# start of TEXT PROVIDED
Implementation Guide

Creating a Custom Provider

To implement a custom storage provider (e.g., for S3, Azure, or a custom system):

public sealed class MyCustomStorageProvider : IStorageProvider, IStorageProviderMetadataProvider
{
public StorageScheme Scheme => StorageScheme.Parse("custom");

public bool CanHandle(StorageUri uri) => uri.Scheme == Scheme;

public async Task<Stream> OpenReadAsync(StorageUri uri, CancellationToken cancellationToken = default)
{
// Your implementation here
throw new NotImplementedException();
}

public async Task<Stream> OpenWriteAsync(StorageUri uri, CancellationToken cancellationToken = default)
{
// Your implementation here
throw new NotImplementedException();
}

public async Task<bool> ExistsAsync(StorageUri uri, CancellationToken cancellationToken = default)
# end of TEXT PROVIDED
# start of GIVEN INFORMATION
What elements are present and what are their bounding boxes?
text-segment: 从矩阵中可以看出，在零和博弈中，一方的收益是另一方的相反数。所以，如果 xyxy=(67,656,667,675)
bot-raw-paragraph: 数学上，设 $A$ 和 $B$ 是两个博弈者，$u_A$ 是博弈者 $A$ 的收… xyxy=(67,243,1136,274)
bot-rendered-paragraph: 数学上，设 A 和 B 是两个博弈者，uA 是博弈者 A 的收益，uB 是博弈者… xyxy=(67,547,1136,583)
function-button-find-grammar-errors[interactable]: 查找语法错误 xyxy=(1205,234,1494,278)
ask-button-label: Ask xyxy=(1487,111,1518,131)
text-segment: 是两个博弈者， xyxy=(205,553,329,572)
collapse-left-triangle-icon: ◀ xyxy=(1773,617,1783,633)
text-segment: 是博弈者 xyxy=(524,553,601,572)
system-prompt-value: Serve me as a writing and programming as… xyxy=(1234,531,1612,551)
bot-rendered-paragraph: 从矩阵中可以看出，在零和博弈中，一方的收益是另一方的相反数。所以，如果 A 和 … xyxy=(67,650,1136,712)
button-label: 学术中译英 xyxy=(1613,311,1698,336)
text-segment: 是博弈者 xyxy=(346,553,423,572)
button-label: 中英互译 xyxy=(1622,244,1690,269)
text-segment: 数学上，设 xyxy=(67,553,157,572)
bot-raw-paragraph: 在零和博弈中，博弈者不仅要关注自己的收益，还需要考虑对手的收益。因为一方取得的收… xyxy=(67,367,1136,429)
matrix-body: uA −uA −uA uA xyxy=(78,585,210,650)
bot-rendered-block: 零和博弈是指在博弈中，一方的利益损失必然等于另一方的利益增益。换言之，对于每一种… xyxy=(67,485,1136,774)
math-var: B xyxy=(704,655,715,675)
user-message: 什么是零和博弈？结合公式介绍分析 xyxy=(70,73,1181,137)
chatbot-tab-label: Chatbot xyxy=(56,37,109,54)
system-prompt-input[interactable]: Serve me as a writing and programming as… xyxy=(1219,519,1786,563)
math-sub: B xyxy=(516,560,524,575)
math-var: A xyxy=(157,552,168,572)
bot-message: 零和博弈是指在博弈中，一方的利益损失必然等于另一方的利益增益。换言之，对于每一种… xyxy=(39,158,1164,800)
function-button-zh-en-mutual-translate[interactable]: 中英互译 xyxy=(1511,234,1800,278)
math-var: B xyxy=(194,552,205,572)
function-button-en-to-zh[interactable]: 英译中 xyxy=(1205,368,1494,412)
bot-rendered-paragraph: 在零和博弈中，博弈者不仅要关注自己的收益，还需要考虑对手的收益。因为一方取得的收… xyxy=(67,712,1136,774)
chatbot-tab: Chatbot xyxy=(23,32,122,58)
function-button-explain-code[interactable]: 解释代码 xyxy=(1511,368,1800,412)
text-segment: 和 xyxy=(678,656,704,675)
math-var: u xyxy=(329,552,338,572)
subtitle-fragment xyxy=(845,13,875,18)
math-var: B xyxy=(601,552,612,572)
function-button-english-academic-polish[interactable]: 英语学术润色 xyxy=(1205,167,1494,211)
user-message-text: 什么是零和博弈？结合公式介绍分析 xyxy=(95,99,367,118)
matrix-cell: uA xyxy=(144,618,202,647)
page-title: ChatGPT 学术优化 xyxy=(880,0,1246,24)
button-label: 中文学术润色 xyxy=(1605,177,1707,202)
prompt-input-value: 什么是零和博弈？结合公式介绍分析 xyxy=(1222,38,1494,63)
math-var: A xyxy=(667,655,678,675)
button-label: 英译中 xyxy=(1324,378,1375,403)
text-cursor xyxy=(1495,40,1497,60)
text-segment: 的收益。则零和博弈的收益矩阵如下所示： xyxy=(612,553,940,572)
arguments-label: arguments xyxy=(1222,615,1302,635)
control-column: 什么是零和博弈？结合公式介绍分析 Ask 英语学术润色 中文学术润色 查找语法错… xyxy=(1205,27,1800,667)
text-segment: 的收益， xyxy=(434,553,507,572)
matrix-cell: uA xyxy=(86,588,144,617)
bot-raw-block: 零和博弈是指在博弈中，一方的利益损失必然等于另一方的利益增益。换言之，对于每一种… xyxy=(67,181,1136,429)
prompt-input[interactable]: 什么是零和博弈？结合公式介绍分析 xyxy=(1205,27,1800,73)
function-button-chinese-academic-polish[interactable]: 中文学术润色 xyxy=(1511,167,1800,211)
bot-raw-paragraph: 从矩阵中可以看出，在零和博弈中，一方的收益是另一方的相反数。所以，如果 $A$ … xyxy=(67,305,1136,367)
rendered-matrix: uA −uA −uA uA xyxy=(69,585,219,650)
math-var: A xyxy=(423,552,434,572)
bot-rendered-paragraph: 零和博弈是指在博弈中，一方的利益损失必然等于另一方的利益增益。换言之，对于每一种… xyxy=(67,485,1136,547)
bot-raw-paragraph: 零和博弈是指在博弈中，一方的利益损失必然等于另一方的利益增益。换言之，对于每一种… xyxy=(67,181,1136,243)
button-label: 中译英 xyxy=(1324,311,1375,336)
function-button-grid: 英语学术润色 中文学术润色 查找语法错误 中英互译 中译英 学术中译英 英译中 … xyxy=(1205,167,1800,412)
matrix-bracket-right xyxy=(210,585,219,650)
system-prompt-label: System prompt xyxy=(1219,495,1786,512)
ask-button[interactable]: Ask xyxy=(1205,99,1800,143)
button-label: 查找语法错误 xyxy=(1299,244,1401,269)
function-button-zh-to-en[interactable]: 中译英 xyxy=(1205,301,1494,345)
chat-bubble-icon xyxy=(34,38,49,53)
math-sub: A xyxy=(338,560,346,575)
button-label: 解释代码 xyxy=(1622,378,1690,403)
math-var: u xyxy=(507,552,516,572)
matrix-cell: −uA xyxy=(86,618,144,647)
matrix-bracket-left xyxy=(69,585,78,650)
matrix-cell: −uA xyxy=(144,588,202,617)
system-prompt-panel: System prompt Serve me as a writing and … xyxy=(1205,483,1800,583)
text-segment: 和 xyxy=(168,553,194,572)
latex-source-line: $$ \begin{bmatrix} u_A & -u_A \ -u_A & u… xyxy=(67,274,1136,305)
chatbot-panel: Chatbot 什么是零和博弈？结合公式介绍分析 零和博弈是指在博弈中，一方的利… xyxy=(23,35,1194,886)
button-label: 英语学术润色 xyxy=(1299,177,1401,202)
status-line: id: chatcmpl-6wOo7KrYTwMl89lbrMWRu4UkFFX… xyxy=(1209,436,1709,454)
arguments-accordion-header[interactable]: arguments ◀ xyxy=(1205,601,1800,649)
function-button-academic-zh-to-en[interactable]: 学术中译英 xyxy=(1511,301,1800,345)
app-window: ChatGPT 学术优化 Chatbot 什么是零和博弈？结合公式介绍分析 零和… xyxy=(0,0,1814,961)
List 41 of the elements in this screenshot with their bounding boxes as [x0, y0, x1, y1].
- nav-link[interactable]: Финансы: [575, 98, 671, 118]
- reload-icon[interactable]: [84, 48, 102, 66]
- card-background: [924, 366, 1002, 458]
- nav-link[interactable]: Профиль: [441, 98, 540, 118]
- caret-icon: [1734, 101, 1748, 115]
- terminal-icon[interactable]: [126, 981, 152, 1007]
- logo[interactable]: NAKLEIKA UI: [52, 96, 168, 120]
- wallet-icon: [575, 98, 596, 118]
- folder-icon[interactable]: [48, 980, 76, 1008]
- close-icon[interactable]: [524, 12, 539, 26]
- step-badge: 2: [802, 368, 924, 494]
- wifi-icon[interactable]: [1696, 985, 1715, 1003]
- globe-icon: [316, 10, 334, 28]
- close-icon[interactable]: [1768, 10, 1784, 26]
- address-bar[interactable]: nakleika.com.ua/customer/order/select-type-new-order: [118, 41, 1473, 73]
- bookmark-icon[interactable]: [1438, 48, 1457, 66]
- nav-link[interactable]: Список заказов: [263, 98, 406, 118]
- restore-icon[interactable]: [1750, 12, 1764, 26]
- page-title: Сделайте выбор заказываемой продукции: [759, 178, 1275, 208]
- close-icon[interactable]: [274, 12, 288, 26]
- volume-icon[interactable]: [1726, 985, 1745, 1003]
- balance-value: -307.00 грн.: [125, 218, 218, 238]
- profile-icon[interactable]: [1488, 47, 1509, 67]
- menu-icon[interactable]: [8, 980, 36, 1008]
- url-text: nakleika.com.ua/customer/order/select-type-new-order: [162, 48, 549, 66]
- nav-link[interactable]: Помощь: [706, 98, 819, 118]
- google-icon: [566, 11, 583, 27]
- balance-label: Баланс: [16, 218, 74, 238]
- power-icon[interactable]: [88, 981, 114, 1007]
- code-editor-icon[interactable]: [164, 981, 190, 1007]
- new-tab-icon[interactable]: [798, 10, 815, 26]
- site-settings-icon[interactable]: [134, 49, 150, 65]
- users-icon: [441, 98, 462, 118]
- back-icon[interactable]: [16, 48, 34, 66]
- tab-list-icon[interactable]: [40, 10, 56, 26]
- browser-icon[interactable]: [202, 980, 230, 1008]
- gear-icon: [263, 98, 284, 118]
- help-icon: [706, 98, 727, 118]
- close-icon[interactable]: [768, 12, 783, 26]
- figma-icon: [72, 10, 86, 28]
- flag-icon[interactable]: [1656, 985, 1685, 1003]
# end of GIVEN INFORMATION
Please write the next part of the custom storage provider guide, picking up right after its last line. The records were taken from a different source than the custom storage provider guide.

* [RESULT OF THE TASK]
{
// Your implementation here
throw new NotImplementedException();
}

// Implement DeleteAsync if deletion is supported
public async Task DeleteAsync(StorageUri uri, CancellationToken cancellationToken = default)
{
// Your implementation here
throw new NotImplementedException();
}

// Implement ListAsync if listing is supported
public async IAsyncEnumerable<StorageItem> ListAsync(
StorageUri prefix,
bool recursive = false,
[EnumeratorCancellation] CancellationToken cancellationToken = default)
{
// Your implementation here
throw new NotImplementedException();
yield break;
}

// Implement GetMetadataAsync if metadata retrieval is supported
public async Task<StorageMetadata?> GetMetadataAsync(StorageUri uri, CancellationToken cancellationToken = default)
{
// Your implementation here
return null;
}

public StorageProviderMetadata GetMetadata()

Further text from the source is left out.